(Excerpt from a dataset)
-=-=-=-=-

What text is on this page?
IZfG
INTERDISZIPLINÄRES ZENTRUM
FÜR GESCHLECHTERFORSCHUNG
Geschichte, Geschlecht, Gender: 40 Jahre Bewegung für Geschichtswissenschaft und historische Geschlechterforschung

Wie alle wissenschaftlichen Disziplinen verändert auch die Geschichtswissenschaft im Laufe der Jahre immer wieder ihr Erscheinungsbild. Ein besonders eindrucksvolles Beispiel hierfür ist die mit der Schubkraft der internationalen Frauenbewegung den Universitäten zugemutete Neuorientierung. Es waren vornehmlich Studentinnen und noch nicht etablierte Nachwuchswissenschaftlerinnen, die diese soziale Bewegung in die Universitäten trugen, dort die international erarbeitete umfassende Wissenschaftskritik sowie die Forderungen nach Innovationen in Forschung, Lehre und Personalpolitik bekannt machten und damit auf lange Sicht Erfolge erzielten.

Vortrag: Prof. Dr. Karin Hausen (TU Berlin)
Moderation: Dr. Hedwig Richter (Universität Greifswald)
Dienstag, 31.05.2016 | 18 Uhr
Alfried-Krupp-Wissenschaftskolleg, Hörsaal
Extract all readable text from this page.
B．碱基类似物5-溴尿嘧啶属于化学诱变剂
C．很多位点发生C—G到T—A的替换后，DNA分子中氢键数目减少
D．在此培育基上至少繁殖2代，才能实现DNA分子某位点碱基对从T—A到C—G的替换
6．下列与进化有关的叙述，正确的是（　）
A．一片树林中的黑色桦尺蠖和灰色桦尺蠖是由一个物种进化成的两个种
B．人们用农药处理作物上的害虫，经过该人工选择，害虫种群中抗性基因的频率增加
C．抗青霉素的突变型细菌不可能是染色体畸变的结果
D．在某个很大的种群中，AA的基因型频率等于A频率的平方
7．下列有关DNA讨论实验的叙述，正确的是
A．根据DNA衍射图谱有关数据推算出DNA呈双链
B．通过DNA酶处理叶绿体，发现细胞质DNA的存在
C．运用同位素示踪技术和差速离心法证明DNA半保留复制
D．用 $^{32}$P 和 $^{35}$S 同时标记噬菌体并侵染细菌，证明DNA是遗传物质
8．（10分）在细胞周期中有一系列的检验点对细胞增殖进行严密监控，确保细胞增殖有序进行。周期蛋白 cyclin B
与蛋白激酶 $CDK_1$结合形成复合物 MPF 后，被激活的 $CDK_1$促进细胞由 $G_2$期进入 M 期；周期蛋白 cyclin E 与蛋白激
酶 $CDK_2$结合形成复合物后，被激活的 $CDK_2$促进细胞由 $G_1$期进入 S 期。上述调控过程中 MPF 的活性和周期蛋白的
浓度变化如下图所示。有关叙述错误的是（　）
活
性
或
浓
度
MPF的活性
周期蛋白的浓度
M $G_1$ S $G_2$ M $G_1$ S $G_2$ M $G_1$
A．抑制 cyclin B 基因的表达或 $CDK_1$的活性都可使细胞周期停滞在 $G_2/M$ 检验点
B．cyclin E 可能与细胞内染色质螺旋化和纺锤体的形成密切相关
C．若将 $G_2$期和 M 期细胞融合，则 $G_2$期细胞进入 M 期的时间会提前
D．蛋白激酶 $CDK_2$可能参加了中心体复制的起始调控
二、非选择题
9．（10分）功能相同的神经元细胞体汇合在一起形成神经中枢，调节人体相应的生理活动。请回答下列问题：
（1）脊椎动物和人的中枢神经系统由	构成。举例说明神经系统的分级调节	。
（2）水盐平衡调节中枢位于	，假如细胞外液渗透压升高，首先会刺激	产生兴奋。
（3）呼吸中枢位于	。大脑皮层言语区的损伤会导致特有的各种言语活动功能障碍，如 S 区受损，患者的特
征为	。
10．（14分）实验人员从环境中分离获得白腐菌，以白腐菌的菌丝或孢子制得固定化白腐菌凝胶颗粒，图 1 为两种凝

-=-=-=-=-

• [WRITTEN EXERCISE] Where a line above contains the string "page", copy that line.

• [THE REPLY]
What text is on this page?
Extract all readable text from this page.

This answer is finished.